- **WORK TO BE COMPLETED**
Will you give every entry again exactly as it stands?

Dataset excerpt:
....

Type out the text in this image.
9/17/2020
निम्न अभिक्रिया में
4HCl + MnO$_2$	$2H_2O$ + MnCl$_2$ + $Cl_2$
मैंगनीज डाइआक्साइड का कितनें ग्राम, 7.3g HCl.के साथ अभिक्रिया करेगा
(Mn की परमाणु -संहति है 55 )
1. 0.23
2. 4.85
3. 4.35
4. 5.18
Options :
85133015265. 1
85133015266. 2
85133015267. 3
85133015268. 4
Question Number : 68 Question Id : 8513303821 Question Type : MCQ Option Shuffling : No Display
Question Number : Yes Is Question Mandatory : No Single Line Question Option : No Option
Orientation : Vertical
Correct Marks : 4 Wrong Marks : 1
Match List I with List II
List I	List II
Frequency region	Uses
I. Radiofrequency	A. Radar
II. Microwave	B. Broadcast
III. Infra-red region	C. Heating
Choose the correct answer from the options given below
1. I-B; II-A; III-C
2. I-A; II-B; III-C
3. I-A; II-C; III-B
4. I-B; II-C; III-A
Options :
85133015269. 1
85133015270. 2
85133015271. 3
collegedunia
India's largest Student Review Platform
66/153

....

- **EXERCISE RESPONSE**
Type out the text in this image.
9/17/2020
निम्न अभिक्रिया में
4HCl + MnO$_2$	$2H_2O$ + MnCl$_2$ + $Cl_2$
मैंगनीज डाइआक्साइड का कितनें ग्राम, 7.3g HCl.के साथ अभिक्रिया करेगा
(Mn की परमाणु -संहति है 55 )
1. 0.23
2. 4.85
3. 4.35
4. 5.18
Options :
85133015265. 1
85133015266. 2
85133015267. 3
85133015268. 4
Question Number : 68 Question Id : 8513303821 Question Type : MCQ Option Shuffling : No Display
Question Number : Yes Is Question Mandatory : No Single Line Question Option : No Option
Orientation : Vertical
Correct Marks : 4 Wrong Marks : 1
Match List I with List II
List I	List II
Frequency region	Uses
I. Radiofrequency	A. Radar
II. Microwave	B. Broadcast
III. Infra-red region	C. Heating
Choose the correct answer from the options given below
1. I-B; II-A; III-C
2. I-A; II-B; III-C
3. I-A; II-C; III-B
4. I-B; II-C; III-A
Options :
85133015269. 1
85133015270. 2
85133015271. 3
collegedunia
India's largest Student Review Platform
66/153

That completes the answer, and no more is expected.